### Provided material
^^^^
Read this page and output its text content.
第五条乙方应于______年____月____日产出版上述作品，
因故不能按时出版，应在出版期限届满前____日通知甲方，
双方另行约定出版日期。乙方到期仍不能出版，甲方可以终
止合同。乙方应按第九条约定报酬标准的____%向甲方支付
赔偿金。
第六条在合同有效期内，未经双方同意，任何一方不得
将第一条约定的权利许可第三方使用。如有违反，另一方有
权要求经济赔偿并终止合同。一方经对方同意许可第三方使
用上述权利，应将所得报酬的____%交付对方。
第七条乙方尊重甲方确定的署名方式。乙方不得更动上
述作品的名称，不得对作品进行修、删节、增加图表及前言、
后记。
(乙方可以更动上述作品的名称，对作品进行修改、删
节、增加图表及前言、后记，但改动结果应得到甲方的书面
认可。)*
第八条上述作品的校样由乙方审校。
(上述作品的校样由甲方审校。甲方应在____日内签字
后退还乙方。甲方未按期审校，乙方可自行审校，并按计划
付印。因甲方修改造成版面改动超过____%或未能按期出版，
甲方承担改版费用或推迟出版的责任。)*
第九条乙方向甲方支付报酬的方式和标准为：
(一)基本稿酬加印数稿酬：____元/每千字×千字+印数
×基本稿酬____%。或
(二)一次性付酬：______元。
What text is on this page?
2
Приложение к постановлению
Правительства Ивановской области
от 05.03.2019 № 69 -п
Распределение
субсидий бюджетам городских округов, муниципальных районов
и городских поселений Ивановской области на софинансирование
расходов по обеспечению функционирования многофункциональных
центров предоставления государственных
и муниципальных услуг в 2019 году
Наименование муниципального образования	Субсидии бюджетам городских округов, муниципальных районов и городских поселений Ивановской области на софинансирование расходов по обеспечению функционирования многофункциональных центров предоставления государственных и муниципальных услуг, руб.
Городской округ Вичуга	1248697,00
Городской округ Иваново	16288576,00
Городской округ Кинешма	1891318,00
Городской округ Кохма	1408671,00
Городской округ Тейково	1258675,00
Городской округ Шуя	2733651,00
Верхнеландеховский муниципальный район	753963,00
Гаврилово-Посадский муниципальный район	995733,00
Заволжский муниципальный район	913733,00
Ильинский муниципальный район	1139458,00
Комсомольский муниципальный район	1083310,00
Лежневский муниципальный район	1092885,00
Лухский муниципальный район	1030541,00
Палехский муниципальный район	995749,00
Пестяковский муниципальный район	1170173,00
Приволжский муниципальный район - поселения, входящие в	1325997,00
^^^^
### Directive
Read the entries and select each line where the word "поселений" is found.

### Expected answer
и городских поселений Ивановской области на софинансирование
Наименование муниципального образования	Субсидии бюджетам городских округов, муниципальных районов и городских поселений Ивановской области на софинансирование расходов по обеспечению функционирования многофункциональных центров предоставления государственных и муниципальных услуг, руб.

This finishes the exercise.